→ **Objective**
Gather the lines that hold the string "границы".
* start Data listing *
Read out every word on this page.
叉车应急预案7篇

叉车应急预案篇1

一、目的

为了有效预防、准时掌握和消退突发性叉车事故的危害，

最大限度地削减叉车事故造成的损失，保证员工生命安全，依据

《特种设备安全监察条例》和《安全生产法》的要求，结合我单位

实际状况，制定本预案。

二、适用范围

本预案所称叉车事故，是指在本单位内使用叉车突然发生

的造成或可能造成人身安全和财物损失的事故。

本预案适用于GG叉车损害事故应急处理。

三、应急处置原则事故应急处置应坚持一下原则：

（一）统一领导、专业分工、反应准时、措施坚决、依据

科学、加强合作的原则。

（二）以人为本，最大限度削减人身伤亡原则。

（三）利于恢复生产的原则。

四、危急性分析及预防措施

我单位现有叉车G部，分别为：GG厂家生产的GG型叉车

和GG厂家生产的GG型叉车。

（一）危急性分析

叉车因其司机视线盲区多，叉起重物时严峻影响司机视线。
* end Data listing *
* start Data listing *
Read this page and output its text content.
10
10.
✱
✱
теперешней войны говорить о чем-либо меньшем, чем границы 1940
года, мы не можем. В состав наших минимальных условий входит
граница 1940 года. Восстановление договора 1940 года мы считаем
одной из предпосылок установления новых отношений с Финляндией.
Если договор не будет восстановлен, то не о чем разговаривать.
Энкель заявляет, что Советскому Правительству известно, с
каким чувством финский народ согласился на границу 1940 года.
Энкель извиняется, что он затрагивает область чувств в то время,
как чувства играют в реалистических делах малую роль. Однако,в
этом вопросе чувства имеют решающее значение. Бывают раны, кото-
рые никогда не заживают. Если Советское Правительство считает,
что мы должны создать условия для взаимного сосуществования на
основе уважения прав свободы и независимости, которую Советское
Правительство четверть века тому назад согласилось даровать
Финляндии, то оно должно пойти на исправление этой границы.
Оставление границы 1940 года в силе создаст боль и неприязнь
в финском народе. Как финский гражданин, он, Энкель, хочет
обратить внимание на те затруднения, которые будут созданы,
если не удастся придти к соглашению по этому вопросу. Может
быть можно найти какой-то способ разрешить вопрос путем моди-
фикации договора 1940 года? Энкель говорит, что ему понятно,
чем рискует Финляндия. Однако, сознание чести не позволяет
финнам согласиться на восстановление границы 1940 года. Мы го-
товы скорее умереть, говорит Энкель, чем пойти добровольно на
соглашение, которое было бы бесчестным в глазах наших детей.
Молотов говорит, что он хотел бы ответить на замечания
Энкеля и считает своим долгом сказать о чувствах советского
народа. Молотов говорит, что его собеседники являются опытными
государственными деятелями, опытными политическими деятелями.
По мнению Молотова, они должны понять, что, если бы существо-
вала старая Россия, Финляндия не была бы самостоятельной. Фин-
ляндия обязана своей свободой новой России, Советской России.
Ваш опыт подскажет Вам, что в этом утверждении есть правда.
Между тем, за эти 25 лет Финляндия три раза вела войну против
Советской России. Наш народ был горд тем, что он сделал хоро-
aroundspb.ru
* end Data listing *
* start Data listing *
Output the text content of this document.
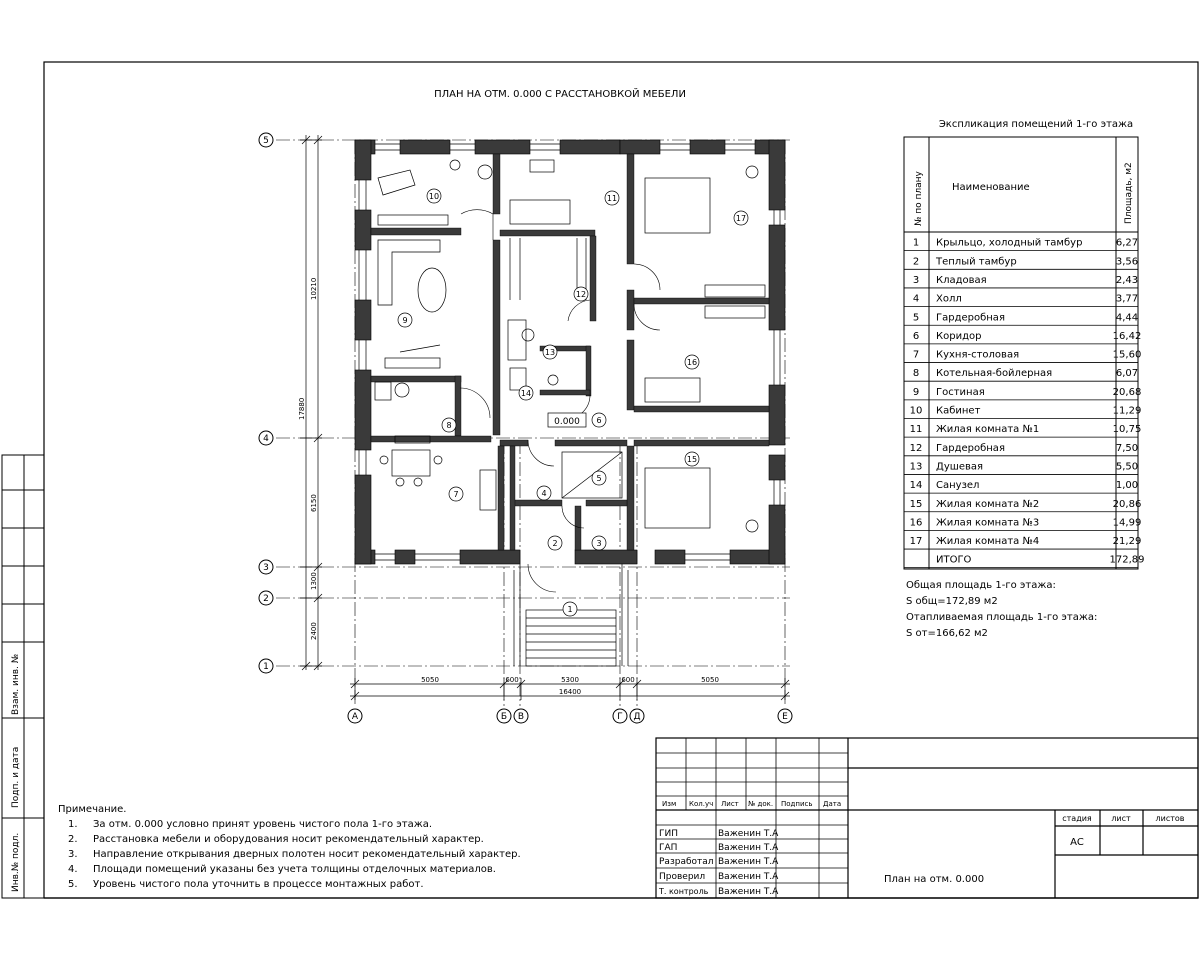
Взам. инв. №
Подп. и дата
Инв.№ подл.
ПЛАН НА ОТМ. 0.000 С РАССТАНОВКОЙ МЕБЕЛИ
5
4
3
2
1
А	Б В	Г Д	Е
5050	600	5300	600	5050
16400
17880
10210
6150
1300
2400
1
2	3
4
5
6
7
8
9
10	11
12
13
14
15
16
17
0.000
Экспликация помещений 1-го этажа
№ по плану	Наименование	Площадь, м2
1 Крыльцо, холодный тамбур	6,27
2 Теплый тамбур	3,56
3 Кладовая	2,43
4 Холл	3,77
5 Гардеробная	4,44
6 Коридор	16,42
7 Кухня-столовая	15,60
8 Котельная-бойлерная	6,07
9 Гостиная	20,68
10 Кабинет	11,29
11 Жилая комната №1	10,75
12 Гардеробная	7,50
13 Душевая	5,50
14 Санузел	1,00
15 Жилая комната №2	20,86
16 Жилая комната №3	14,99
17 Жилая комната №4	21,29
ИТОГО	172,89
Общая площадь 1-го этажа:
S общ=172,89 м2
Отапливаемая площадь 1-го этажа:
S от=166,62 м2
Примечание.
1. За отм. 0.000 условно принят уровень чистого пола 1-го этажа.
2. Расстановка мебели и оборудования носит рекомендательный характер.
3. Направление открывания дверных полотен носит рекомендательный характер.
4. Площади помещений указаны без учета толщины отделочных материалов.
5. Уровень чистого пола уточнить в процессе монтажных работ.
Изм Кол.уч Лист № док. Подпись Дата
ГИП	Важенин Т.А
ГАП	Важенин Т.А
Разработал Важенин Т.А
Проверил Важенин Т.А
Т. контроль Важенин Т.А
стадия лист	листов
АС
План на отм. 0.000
* end Data listing *
→ **Final answer**
теперешней войны говорить о чем-либо меньшем, чем границы 1940
Финляндии, то оно должно пойти на исправление этой границы.
Оставление границы 1940 года в силе создаст боль и неприязнь
финнам согласиться на восстановление границы 1940 года. Мы го-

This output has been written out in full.